Records provided:

>>>

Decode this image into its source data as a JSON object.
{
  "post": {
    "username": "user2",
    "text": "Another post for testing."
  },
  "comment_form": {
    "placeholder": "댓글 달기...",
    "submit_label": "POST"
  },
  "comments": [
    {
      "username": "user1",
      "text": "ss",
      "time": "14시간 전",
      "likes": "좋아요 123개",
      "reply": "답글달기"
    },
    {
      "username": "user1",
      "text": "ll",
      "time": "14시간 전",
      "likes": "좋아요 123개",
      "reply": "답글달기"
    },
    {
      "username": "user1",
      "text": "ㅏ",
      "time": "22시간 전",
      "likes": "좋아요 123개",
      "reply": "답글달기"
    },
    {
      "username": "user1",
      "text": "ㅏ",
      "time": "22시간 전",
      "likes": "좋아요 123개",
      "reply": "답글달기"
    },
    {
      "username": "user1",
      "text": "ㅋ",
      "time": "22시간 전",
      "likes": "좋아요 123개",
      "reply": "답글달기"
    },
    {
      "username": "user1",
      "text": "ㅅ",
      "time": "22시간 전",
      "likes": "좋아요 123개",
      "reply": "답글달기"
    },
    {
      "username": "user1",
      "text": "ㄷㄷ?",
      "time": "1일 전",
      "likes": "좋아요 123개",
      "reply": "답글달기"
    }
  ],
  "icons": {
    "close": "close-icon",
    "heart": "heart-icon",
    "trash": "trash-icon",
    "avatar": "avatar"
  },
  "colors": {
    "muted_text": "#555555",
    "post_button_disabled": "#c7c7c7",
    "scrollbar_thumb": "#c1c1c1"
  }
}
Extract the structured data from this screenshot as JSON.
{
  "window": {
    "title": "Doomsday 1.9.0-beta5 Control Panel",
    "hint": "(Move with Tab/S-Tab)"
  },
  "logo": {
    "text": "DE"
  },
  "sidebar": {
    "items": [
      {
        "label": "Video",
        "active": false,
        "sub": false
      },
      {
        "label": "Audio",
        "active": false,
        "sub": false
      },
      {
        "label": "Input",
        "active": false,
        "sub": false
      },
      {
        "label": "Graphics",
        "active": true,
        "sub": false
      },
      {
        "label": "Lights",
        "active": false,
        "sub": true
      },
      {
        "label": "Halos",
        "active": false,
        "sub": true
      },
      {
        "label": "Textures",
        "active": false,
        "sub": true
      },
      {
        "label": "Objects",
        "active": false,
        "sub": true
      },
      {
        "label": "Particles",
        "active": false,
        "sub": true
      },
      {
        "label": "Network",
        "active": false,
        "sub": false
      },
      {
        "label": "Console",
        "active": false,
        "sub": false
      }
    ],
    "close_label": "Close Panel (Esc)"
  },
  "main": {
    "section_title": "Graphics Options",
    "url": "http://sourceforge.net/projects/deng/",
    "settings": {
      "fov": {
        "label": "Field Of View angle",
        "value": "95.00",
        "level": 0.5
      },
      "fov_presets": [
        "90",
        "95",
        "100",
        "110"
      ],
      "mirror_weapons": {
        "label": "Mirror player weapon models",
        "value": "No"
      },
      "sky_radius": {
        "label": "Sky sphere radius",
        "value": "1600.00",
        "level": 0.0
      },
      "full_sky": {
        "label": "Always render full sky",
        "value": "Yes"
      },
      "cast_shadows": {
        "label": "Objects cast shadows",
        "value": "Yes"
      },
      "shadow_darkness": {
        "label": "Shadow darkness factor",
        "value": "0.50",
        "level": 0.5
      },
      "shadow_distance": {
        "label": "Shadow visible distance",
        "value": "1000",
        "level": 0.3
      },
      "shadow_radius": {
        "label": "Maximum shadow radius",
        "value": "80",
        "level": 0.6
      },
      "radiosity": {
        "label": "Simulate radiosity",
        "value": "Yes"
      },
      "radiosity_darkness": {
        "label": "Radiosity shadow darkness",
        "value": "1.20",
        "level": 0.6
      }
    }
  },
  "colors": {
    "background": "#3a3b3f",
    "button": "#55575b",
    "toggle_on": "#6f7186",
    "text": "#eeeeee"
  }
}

<<<

To do: Every entry needs to be retyped exactly.

Output for this task:
Decode this image into its source data as a JSON object.
{
  "post": {
    "username": "user2",
    "text": "Another post for testing."
  },
  "comment_form": {
    "placeholder": "댓글 달기...",
    "submit_label": "POST"
  },
  "comments": [
    {
      "username": "user1",
      "text": "ss",
      "time": "14시간 전",
      "likes": "좋아요 123개",
      "reply": "답글달기"
    },
    {
      "username": "user1",
      "text": "ll",
      "time": "14시간 전",
      "likes": "좋아요 123개",
      "reply": "답글달기"
    },
    {
      "username": "user1",
      "text": "ㅏ",
      "time": "22시간 전",
      "likes": "좋아요 123개",
      "reply": "답글달기"
    },
    {
      "username": "user1",
      "text": "ㅏ",
      "time": "22시간 전",
      "likes": "좋아요 123개",
      "reply": "답글달기"
    },
    {
      "username": "user1",
      "text": "ㅋ",
      "time": "22시간 전",
      "likes": "좋아요 123개",
      "reply": "답글달기"
    },
    {
      "username": "user1",
      "text": "ㅅ",
      "time": "22시간 전",
      "likes": "좋아요 123개",
      "reply": "답글달기"
    },
    {
      "username": "user1",
      "text": "ㄷㄷ?",
      "time": "1일 전",
      "likes": "좋아요 123개",
      "reply": "답글달기"
    }
  ],
  "icons": {
    "close": "close-icon",
    "heart": "heart-icon",
    "trash": "trash-icon",
    "avatar": "avatar"
  },
  "colors": {
    "muted_text": "#555555",
    "post_button_disabled": "#c7c7c7",
    "scrollbar_thumb": "#c1c1c1"
  }
}
Extract the structured data from this screenshot as JSON.
{
  "window": {
    "title": "Doomsday 1.9.0-beta5 Control Panel",
    "hint": "(Move with Tab/S-Tab)"
  },
  "logo": {
    "text": "DE"
  },
  "sidebar": {
    "items": [
      {
        "label": "Video",
        "active": false,
        "sub": false
      },
      {
        "label": "Audio",
        "active": false,
        "sub": false
      },
      {
        "label": "Input",
        "active": false,
        "sub": false
      },
      {
        "label": "Graphics",
        "active": true,
        "sub": false
      },
      {
        "label": "Lights",
        "active": false,
        "sub": true
      },
      {
        "label": "Halos",
        "active": false,
        "sub": true
      },
      {
        "label": "Textures",
        "active": false,
        "sub": true
      },
      {
        "label": "Objects",
        "active": false,
        "sub": true
      },
      {
        "label": "Particles",
        "active": false,
        "sub": true
      },
      {
        "label": "Network",
        "active": false,
        "sub": false
      },
      {
        "label": "Console",
        "active": false,
        "sub": false
      }
    ],
    "close_label": "Close Panel (Esc)"
  },
  "main": {
    "section_title": "Graphics Options",
    "url": "http://sourceforge.net/projects/deng/",
    "settings": {
      "fov": {
        "label": "Field Of View angle",
        "value": "95.00",
        "level": 0.5
      },
      "fov_presets": [
        "90",
        "95",
        "100",
        "110"
      ],
      "mirror_weapons": {
        "label": "Mirror player weapon models",
        "value": "No"
      },
      "sky_radius": {
        "label": "Sky sphere radius",
        "value": "1600.00",
        "level": 0.0
      },
      "full_sky": {
        "label": "Always render full sky",
        "value": "Yes"
      },
      "cast_shadows": {
        "label": "Objects cast shadows",
        "value": "Yes"
      },
      "shadow_darkness": {
        "label": "Shadow darkness factor",
        "value": "0.50",
        "level": 0.5
      },
      "shadow_distance": {
        "label": "Shadow visible distance",
        "value": "1000",
        "level": 0.3
      },
      "shadow_radius": {
        "label": "Maximum shadow radius",
        "value": "80",
        "level": 0.6
      },
      "radiosity": {
        "label": "Simulate radiosity",
        "value": "Yes"
      },
      "radiosity_darkness": {
        "label": "Radiosity shadow darkness",
        "value": "1.20",
        "level": 0.6
      }
    }
  },
  "colors": {
    "background": "#3a3b3f",
    "button": "#55575b",
    "toggle_on": "#6f7186",
    "text": "#eeeeee"
  }
}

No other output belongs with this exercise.